_Description of the task_.
Give the number of lines containing the word "осмотры", and nothing else.

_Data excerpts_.
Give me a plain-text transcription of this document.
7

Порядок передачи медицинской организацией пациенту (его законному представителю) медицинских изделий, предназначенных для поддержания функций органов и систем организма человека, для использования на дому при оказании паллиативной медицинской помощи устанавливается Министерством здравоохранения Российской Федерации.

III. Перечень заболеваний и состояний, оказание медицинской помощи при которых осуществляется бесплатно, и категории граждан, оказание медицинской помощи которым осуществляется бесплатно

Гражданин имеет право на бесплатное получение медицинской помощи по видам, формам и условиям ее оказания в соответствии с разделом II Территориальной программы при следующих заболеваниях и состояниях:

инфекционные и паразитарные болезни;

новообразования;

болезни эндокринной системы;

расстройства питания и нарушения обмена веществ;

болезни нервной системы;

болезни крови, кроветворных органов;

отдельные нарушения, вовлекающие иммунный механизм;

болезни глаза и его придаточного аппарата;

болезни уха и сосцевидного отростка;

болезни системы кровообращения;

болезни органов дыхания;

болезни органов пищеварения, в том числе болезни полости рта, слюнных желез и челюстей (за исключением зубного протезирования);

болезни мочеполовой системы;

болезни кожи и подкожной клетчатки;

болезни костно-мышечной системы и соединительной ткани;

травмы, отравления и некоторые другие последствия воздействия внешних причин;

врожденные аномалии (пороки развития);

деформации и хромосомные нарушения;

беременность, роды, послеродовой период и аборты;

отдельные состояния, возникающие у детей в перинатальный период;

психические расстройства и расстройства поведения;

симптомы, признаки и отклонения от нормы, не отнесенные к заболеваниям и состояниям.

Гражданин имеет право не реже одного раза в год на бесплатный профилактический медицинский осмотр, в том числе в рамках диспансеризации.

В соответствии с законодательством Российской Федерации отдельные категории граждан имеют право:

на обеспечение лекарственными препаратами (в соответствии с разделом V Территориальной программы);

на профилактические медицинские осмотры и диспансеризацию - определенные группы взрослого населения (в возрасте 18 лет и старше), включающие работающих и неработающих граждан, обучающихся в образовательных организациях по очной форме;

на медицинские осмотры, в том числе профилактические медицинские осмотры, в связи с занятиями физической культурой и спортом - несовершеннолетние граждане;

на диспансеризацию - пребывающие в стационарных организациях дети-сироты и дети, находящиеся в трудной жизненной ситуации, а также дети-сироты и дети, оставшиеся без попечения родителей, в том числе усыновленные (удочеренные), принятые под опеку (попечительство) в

_Exercise solution_.
2